WHAT IS NEEDED: Pull each line holding "object" out of the entries below.

•••••

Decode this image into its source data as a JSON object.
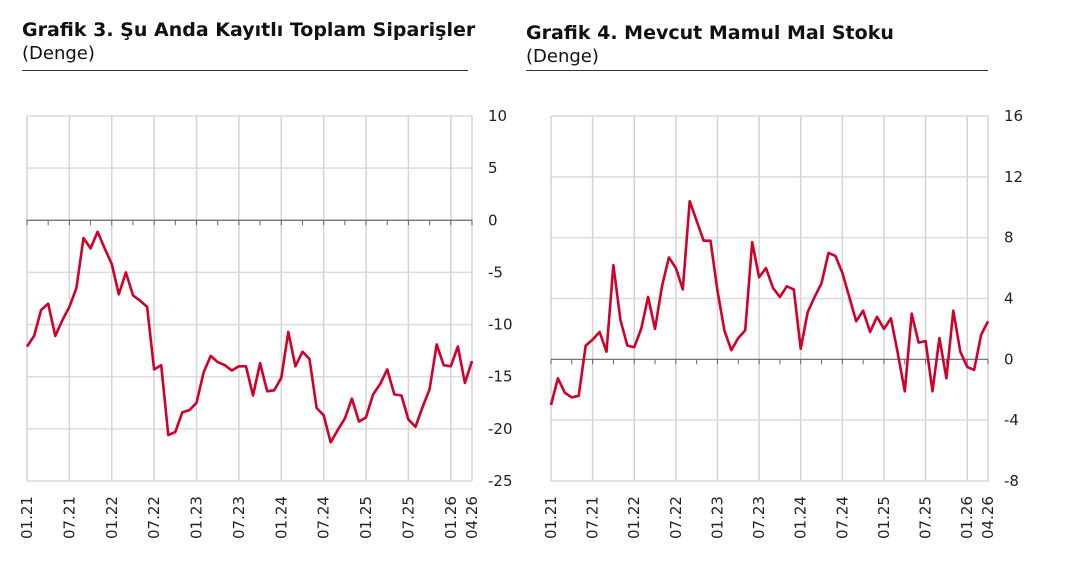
{
  "chart_data": [
    {
      "type": "line",
      "title": "Grafik 3. Şu Anda Kayıtlı Toplam Siparişler",
      "subtitle": "(Denge)",
      "ylim": [
        -25,
        10
      ],
      "yticks": [
        10,
        5,
        0,
        -5,
        -10,
        -15,
        -20,
        -25
      ],
      "xtick_labels": [
        "01.21",
        "07.21",
        "01.22",
        "07.22",
        "01.23",
        "07.23",
        "01.24",
        "07.24",
        "01.25",
        "07.25",
        "01.26",
        "04.26"
      ],
      "x_start": "01.21",
      "x_end": "04.26",
      "grid": true,
      "color": "#d0002a",
      "values": [
        -12.1,
        -11.1,
        -8.6,
        -8.0,
        -11.1,
        -9.6,
        -8.3,
        -6.5,
        -1.7,
        -2.7,
        -1.1,
        -2.7,
        -4.2,
        -7.1,
        -5.0,
        -7.2,
        -7.7,
        -8.3,
        -14.3,
        -13.9,
        -20.6,
        -20.3,
        -18.4,
        -18.2,
        -17.5,
        -14.6,
        -13.0,
        -13.6,
        -13.9,
        -14.4,
        -14.0,
        -14.0,
        -16.8,
        -13.7,
        -16.4,
        -16.3,
        -15.1,
        -10.7,
        -14.0,
        -12.6,
        -13.3,
        -18.0,
        -18.7,
        -21.3,
        -20.1,
        -19.0,
        -17.1,
        -19.3,
        -18.9,
        -16.7,
        -15.7,
        -14.3,
        -16.7,
        -16.8,
        -19.1,
        -19.8,
        -17.9,
        -16.2,
        -11.9,
        -13.9,
        -14.0,
        -12.1,
        -15.6,
        -13.5
      ]
    },
    {
      "type": "line",
      "title": "Grafik 4. Mevcut Mamul Mal Stoku",
      "subtitle": "(Denge)",
      "ylim": [
        -8,
        16
      ],
      "yticks": [
        16,
        12,
        8,
        4,
        0,
        -4,
        -8
      ],
      "xtick_labels": [
        "01.21",
        "07.21",
        "01.22",
        "07.22",
        "01.23",
        "07.23",
        "01.24",
        "07.24",
        "01.25",
        "07.25",
        "01.26",
        "04.26"
      ],
      "x_start": "01.21",
      "x_end": "04.26",
      "grid": true,
      "color": "#d0002a",
      "values": [
        -3.0,
        -1.25,
        -2.2,
        -2.5,
        -2.4,
        0.9,
        1.3,
        1.8,
        0.5,
        6.2,
        2.6,
        0.9,
        0.8,
        2.0,
        4.1,
        2.0,
        4.8,
        6.7,
        6.0,
        4.6,
        10.4,
        9.1,
        7.8,
        7.8,
        4.5,
        1.9,
        0.6,
        1.4,
        1.9,
        7.7,
        5.4,
        6.0,
        4.7,
        4.1,
        4.8,
        4.6,
        0.7,
        3.1,
        4.1,
        5.0,
        7.0,
        6.8,
        5.7,
        4.1,
        2.5,
        3.2,
        1.8,
        2.8,
        2.0,
        2.7,
        0.4,
        -2.1,
        3.0,
        1.1,
        1.2,
        -2.1,
        1.4,
        -1.25,
        3.2,
        0.5,
        -0.5,
        -0.7,
        1.6,
        2.5
      ]
    }
  ]
}
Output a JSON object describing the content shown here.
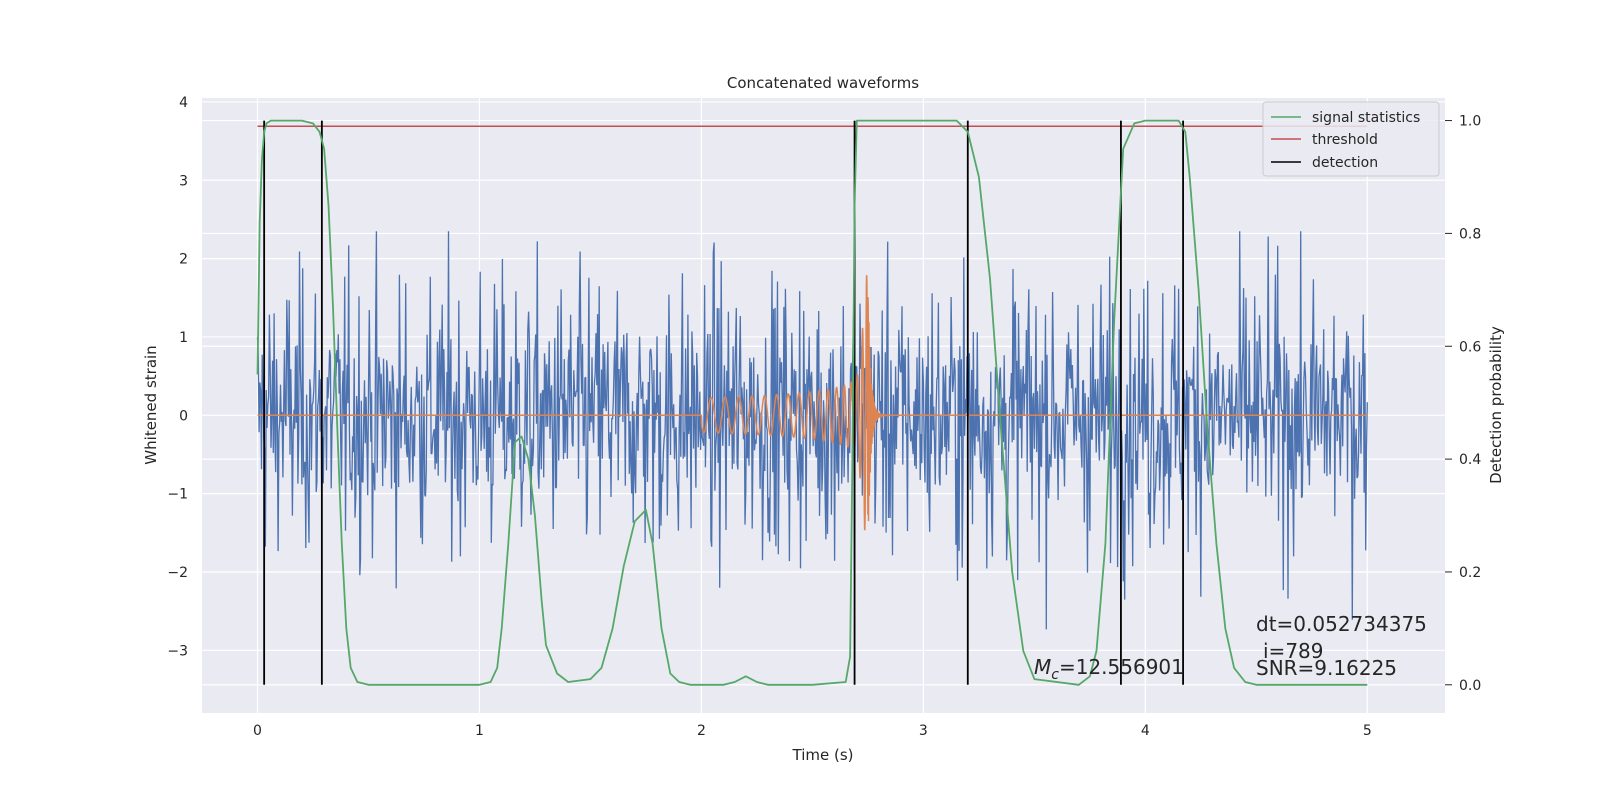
{
  "chart_data": {
    "type": "line",
    "title": "Concatenated waveforms",
    "xlabel": "Time (s)",
    "ylabel": "Whitened strain",
    "y2label": "Detection probability",
    "xlim": [
      -0.25,
      5.35
    ],
    "ylim": [
      -3.8,
      4.05
    ],
    "y2lim": [
      -0.05,
      1.04
    ],
    "x_ticks": [
      0,
      1,
      2,
      3,
      4,
      5
    ],
    "y_ticks": [
      -3,
      -2,
      -1,
      0,
      1,
      2,
      3,
      4
    ],
    "y2_ticks": [
      0.0,
      0.2,
      0.4,
      0.6,
      0.8,
      1.0
    ],
    "grid": true,
    "legend_position": "top-right",
    "colors": {
      "strain": "#4c72b0",
      "template": "#dd8452",
      "signal_statistics": "#55a868",
      "threshold": "#c44e52",
      "detection": "#000000"
    },
    "series": [
      {
        "name": "",
        "axis": "left",
        "description_kind": "noisy strain",
        "x_range": [
          0,
          5
        ],
        "sample_count": 1400,
        "amplitude": 0.75,
        "envelope_max": 2.35
      },
      {
        "name": "",
        "axis": "left",
        "description_kind": "chirp template",
        "x_start": 2.0,
        "x_merger": 2.75,
        "x_end": 3.0,
        "peak_amplitude": 1.8
      },
      {
        "name": "signal statistics",
        "axis": "right",
        "x": [
          0,
          0.01,
          0.02,
          0.03,
          0.04,
          0.06,
          0.1,
          0.15,
          0.2,
          0.25,
          0.28,
          0.3,
          0.32,
          0.34,
          0.36,
          0.38,
          0.4,
          0.42,
          0.45,
          0.5,
          0.6,
          0.8,
          1.0,
          1.05,
          1.08,
          1.1,
          1.13,
          1.16,
          1.19,
          1.22,
          1.25,
          1.28,
          1.3,
          1.35,
          1.4,
          1.5,
          1.55,
          1.6,
          1.65,
          1.7,
          1.75,
          1.78,
          1.82,
          1.86,
          1.9,
          1.95,
          2.0,
          2.1,
          2.15,
          2.2,
          2.25,
          2.3,
          2.5,
          2.65,
          2.67,
          2.68,
          2.69,
          2.7,
          2.75,
          3.0,
          3.15,
          3.2,
          3.25,
          3.3,
          3.35,
          3.4,
          3.45,
          3.5,
          3.7,
          3.75,
          3.78,
          3.82,
          3.86,
          3.9,
          3.95,
          4.0,
          4.1,
          4.15,
          4.18,
          4.2,
          4.24,
          4.28,
          4.32,
          4.36,
          4.4,
          4.45,
          4.5,
          4.6,
          4.8,
          5.0
        ],
        "values": [
          0.55,
          0.82,
          0.93,
          0.98,
          0.995,
          1.0,
          1.0,
          1.0,
          1.0,
          0.995,
          0.98,
          0.95,
          0.85,
          0.67,
          0.45,
          0.25,
          0.1,
          0.03,
          0.005,
          0.0,
          0.0,
          0.0,
          0.0,
          0.005,
          0.03,
          0.1,
          0.25,
          0.43,
          0.44,
          0.4,
          0.3,
          0.15,
          0.07,
          0.02,
          0.005,
          0.01,
          0.03,
          0.1,
          0.21,
          0.29,
          0.31,
          0.25,
          0.1,
          0.02,
          0.005,
          0.0,
          0.0,
          0.0,
          0.005,
          0.015,
          0.005,
          0.0,
          0.0,
          0.005,
          0.05,
          0.4,
          0.85,
          1.0,
          1.0,
          1.0,
          1.0,
          0.98,
          0.9,
          0.72,
          0.45,
          0.2,
          0.06,
          0.01,
          0.0,
          0.015,
          0.06,
          0.25,
          0.65,
          0.95,
          0.995,
          1.0,
          1.0,
          1.0,
          0.98,
          0.9,
          0.7,
          0.45,
          0.25,
          0.1,
          0.03,
          0.005,
          0.0,
          0.0,
          0.0,
          0.0
        ]
      },
      {
        "name": "threshold",
        "axis": "right",
        "value": 0.99,
        "x_range": [
          0,
          5
        ]
      },
      {
        "name": "detection",
        "axis": "right",
        "x": [
          0.03,
          0.29,
          2.69,
          3.2,
          3.89,
          4.17
        ],
        "range": [
          0.0,
          1.0
        ]
      }
    ],
    "annotations": {
      "dt": "dt=0.052734375",
      "i": "i=789",
      "snr": "SNR=9.16225",
      "mc_symbol": "M",
      "mc_sub": "c",
      "mc_value": "=12.556901"
    }
  }
}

•••••

PROBLEM SOLUTION:
Decode this image into its source data as a JSON object.
Output a JSON object describing the content shown here.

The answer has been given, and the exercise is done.